**SHORT EXERCISE**
In the data below, find each line containing the string "下列各项中" and return it.

══ EXERCISE INPUTS ══

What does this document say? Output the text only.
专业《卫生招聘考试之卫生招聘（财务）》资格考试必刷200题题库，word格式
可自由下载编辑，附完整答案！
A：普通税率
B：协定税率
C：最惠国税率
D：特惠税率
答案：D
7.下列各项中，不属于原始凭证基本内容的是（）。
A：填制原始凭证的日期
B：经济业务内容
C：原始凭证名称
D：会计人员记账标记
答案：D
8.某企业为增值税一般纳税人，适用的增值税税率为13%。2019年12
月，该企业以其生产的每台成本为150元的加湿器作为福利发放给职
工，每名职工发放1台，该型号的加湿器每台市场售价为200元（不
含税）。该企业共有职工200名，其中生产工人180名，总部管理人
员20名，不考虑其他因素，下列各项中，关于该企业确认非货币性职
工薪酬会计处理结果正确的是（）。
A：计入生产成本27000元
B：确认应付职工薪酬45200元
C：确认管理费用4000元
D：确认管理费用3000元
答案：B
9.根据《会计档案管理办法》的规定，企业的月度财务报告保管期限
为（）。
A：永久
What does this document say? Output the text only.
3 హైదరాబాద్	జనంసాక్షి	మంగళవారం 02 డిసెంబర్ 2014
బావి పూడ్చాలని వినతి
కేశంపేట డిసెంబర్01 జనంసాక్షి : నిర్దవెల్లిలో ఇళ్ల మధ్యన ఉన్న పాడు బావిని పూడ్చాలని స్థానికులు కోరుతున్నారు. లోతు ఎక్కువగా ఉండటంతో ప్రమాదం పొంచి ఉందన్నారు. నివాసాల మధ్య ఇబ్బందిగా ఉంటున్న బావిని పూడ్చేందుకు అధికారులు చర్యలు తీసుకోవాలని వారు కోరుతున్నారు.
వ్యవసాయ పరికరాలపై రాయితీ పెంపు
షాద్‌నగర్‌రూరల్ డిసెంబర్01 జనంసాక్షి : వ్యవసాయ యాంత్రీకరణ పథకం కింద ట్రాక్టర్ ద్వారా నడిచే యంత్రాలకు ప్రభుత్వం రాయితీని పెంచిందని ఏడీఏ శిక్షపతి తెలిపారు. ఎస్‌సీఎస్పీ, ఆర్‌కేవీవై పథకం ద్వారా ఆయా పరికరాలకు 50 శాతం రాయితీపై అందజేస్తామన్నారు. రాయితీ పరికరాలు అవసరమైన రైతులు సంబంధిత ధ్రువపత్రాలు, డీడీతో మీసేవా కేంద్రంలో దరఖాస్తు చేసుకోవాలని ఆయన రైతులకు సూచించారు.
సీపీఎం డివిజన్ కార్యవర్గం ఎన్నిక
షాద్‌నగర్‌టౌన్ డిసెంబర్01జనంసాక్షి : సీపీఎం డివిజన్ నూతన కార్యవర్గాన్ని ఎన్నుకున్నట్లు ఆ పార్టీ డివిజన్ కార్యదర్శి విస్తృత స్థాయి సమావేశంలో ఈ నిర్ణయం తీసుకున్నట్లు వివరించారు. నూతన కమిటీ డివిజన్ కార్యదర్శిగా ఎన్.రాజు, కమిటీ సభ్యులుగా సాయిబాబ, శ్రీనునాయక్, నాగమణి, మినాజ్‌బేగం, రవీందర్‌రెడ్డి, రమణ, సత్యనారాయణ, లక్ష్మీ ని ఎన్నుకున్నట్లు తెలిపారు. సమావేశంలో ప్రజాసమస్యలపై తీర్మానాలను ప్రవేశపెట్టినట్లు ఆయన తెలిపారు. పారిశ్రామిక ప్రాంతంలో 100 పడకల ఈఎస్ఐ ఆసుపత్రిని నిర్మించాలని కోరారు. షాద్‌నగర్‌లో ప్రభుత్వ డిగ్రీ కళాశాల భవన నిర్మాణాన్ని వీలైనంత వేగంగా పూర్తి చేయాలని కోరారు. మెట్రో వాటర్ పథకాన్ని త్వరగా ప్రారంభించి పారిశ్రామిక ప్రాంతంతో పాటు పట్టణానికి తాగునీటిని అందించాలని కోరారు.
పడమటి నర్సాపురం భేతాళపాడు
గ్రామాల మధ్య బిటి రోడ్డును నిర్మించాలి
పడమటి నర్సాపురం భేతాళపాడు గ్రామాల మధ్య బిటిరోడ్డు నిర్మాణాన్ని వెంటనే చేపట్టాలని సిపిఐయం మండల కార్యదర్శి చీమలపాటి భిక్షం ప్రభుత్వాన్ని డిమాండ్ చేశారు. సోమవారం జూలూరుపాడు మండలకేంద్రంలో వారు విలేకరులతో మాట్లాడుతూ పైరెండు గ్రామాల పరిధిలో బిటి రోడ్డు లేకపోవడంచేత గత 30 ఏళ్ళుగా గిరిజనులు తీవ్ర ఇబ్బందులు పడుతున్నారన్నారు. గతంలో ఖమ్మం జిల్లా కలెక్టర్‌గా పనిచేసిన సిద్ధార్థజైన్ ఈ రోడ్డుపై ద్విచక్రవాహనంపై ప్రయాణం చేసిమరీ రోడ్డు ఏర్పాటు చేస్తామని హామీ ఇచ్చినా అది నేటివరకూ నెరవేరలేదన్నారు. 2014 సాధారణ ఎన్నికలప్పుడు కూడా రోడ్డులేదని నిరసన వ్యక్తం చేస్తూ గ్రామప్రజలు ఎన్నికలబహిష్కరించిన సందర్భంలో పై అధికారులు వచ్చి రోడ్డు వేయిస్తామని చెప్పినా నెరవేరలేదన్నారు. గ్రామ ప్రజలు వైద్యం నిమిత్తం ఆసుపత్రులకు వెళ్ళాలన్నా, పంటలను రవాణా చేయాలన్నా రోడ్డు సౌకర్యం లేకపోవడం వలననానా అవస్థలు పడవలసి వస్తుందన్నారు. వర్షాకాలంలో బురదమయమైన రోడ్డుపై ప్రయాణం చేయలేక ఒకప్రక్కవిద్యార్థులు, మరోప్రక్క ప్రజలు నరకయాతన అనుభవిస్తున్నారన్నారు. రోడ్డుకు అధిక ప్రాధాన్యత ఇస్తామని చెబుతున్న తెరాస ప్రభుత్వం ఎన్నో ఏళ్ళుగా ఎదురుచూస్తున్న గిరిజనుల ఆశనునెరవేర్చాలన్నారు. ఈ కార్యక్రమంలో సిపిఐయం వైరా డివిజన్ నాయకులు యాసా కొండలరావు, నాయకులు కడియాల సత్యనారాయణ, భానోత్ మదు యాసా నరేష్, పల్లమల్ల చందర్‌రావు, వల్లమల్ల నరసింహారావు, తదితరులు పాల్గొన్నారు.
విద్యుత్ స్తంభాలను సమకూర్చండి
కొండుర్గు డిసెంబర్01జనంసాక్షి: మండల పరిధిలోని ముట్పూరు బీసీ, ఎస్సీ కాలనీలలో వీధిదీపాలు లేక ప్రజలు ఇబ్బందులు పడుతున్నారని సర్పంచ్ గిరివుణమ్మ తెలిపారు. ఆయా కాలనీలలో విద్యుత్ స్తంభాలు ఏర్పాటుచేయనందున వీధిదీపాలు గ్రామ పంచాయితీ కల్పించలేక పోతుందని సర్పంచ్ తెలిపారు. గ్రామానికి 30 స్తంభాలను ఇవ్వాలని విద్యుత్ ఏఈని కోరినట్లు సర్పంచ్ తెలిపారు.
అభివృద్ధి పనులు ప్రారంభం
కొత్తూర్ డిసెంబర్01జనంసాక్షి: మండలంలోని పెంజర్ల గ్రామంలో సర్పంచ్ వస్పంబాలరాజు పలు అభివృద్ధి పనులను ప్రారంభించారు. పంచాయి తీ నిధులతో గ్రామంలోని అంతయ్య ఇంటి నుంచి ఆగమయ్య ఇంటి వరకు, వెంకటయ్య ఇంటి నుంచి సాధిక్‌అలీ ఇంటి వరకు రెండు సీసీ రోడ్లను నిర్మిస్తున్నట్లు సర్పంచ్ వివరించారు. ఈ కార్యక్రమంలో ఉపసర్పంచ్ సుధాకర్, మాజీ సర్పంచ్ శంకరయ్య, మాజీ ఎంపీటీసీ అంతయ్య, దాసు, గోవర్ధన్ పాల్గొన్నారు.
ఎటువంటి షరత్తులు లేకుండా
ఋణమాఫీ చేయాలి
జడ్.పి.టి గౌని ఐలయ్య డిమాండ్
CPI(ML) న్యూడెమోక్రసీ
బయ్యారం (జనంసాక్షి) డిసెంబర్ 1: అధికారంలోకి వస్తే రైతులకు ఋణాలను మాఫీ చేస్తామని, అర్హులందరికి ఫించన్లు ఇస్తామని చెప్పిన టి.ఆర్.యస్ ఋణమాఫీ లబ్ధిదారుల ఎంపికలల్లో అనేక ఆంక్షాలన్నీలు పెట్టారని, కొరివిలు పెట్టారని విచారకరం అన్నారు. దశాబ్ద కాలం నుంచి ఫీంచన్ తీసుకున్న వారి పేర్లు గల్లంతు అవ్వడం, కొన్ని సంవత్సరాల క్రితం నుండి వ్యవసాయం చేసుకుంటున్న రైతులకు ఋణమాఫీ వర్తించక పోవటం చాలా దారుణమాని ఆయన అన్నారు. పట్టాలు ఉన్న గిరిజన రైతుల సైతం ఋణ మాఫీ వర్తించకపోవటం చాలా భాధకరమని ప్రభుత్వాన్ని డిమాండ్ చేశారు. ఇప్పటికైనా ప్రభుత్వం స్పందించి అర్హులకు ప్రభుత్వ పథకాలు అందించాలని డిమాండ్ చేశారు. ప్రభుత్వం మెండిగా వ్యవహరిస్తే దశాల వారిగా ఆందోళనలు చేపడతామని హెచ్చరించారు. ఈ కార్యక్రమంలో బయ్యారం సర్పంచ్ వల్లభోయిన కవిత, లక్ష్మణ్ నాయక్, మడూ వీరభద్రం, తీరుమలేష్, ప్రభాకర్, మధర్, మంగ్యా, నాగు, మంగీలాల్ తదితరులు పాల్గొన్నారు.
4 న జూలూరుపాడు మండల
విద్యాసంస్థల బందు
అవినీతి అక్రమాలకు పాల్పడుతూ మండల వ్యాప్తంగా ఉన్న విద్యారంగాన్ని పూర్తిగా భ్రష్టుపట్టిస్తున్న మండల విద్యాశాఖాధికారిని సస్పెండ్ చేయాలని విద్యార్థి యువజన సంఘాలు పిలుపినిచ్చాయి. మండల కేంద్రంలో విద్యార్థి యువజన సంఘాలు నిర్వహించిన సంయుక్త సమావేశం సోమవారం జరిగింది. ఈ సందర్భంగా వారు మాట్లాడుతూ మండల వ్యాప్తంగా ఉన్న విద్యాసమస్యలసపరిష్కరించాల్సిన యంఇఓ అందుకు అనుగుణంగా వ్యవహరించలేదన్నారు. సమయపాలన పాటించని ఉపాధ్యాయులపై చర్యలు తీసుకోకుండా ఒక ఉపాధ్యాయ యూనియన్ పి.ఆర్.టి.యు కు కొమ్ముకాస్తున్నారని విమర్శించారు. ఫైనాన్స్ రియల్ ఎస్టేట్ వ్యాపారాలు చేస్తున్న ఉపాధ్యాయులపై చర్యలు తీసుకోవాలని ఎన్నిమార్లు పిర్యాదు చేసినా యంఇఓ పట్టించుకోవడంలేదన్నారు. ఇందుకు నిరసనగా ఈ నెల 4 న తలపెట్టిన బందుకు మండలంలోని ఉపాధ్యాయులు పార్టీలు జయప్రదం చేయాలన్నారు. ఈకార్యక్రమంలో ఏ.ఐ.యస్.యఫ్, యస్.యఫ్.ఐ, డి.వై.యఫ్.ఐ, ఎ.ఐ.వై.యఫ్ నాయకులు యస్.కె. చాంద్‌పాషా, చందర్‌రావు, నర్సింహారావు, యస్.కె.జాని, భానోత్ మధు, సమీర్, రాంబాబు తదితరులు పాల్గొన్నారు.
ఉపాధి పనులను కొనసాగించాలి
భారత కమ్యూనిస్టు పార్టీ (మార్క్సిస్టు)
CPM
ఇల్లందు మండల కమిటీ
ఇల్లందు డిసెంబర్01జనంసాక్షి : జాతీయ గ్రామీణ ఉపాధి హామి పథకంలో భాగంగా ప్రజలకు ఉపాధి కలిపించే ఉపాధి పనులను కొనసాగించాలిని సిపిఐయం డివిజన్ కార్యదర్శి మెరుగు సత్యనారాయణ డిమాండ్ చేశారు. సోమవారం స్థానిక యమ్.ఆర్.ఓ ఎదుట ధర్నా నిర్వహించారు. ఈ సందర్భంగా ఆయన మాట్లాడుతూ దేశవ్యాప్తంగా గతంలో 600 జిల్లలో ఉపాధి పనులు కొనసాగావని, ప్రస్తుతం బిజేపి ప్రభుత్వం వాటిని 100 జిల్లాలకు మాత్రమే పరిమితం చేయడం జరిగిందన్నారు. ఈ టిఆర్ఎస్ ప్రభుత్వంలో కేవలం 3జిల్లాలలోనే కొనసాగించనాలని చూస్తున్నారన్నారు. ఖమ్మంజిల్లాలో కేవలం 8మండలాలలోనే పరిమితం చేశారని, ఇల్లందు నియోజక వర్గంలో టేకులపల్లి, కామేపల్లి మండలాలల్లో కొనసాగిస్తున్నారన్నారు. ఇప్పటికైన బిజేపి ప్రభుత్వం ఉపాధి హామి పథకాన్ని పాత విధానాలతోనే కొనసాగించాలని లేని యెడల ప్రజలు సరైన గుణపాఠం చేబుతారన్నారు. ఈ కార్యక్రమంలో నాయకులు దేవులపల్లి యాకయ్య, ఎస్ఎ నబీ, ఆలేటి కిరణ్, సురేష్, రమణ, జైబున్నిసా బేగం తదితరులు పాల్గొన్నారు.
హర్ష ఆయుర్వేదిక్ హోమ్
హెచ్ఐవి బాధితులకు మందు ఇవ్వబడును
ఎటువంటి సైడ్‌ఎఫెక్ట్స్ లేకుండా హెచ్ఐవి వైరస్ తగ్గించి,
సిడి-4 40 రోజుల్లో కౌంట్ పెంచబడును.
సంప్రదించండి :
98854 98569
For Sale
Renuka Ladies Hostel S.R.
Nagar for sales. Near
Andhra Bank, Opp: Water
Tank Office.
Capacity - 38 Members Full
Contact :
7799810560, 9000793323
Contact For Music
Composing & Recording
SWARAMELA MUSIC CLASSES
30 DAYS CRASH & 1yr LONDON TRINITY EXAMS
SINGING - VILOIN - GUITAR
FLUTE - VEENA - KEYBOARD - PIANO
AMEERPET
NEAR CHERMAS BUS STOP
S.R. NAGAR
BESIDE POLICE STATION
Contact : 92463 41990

═══

**RESPONSE FOR THIS EXERCISE**
7.下列各项中，不属于原始凭证基本内容的是（）。
员20名，不考虑其他因素，下列各项中，关于该企业确认非货币性职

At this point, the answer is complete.